» **과제 설명**: 모든 항목에서 "text-line"라는 표현을 "body-line"라는 표현으로 수정하여 다시 적으시오. 그 밖의 부분은 바꾸지 마시오.

== 제공된 자료

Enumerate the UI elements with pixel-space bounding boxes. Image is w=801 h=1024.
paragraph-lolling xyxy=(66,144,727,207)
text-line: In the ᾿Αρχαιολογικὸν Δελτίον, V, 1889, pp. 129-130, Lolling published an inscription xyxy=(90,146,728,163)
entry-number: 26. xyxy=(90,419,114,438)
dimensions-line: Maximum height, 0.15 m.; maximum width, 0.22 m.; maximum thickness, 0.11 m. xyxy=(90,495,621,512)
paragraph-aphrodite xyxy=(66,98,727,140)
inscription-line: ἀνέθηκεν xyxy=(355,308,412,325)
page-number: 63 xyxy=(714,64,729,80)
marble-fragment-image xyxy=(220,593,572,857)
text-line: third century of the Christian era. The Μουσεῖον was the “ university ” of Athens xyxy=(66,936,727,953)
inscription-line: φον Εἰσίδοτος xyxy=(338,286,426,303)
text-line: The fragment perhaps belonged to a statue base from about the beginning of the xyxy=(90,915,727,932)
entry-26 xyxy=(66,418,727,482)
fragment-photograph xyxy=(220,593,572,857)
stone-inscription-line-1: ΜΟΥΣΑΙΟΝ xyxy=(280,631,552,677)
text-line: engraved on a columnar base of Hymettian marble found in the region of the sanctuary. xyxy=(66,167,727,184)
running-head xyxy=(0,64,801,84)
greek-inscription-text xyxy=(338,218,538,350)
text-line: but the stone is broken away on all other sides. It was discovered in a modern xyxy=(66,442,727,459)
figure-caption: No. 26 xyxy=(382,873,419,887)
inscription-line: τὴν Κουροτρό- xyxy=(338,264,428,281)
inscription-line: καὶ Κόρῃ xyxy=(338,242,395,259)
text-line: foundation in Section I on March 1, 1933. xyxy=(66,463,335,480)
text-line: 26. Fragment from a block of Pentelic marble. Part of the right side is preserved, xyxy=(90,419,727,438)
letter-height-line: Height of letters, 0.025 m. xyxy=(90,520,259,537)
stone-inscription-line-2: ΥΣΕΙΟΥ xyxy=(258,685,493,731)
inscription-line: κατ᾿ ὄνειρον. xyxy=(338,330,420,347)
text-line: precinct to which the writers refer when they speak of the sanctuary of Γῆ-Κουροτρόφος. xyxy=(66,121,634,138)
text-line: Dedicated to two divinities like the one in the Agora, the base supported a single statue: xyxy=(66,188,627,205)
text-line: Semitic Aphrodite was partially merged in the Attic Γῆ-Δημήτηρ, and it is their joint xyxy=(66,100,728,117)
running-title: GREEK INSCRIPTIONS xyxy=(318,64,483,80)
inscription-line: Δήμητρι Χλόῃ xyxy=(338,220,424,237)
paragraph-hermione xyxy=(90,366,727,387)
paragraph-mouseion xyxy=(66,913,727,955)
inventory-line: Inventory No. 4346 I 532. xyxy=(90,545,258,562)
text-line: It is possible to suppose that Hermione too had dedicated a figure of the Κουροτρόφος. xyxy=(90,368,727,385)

====

» **과제 풀이**:
Enumerate the UI elements with pixel-space bounding boxes. Image is w=801 h=1024.
paragraph-lolling xyxy=(66,144,727,207)
body-line: In the ᾿Αρχαιολογικὸν Δελτίον, V, 1889, pp. 129-130, Lolling published an inscription xyxy=(90,146,728,163)
entry-number: 26. xyxy=(90,419,114,438)
dimensions-line: Maximum height, 0.15 m.; maximum width, 0.22 m.; maximum thickness, 0.11 m. xyxy=(90,495,621,512)
paragraph-aphrodite xyxy=(66,98,727,140)
inscription-line: ἀνέθηκεν xyxy=(355,308,412,325)
page-number: 63 xyxy=(714,64,729,80)
marble-fragment-image xyxy=(220,593,572,857)
body-line: third century of the Christian era. The Μουσεῖον was the “ university ” of Athens xyxy=(66,936,727,953)
inscription-line: φον Εἰσίδοτος xyxy=(338,286,426,303)
body-line: The fragment perhaps belonged to a statue base from about the beginning of the xyxy=(90,915,727,932)
entry-26 xyxy=(66,418,727,482)
fragment-photograph xyxy=(220,593,572,857)
stone-inscription-line-1: ΜΟΥΣΑΙΟΝ xyxy=(280,631,552,677)
body-line: engraved on a columnar base of Hymettian marble found in the region of the sanctuary. xyxy=(66,167,727,184)
running-head xyxy=(0,64,801,84)
greek-inscription-text xyxy=(338,218,538,350)
body-line: but the stone is broken away on all other sides. It was discovered in a modern xyxy=(66,442,727,459)
figure-caption: No. 26 xyxy=(382,873,419,887)
inscription-line: τὴν Κουροτρό- xyxy=(338,264,428,281)
inscription-line: καὶ Κόρῃ xyxy=(338,242,395,259)
body-line: foundation in Section I on March 1, 1933. xyxy=(66,463,335,480)
body-line: 26. Fragment from a block of Pentelic marble. Part of the right side is preserved, xyxy=(90,419,727,438)
letter-height-line: Height of letters, 0.025 m. xyxy=(90,520,259,537)
stone-inscription-line-2: ΥΣΕΙΟΥ xyxy=(258,685,493,731)
inscription-line: κατ᾿ ὄνειρον. xyxy=(338,330,420,347)
body-line: precinct to which the writers refer when they speak of the sanctuary of Γῆ-Κουροτρόφος. xyxy=(66,121,634,138)
body-line: Dedicated to two divinities like the one in the Agora, the base supported a single statue: xyxy=(66,188,627,205)
body-line: Semitic Aphrodite was partially merged in the Attic Γῆ-Δημήτηρ, and it is their joint xyxy=(66,100,728,117)
running-title: GREEK INSCRIPTIONS xyxy=(318,64,483,80)
inscription-line: Δήμητρι Χλόῃ xyxy=(338,220,424,237)
paragraph-hermione xyxy=(90,366,727,387)
paragraph-mouseion xyxy=(66,913,727,955)
inventory-line: Inventory No. 4346 I 532. xyxy=(90,545,258,562)
body-line: It is possible to suppose that Hermione too had dedicated a figure of the Κουροτρόφος. xyxy=(90,368,727,385)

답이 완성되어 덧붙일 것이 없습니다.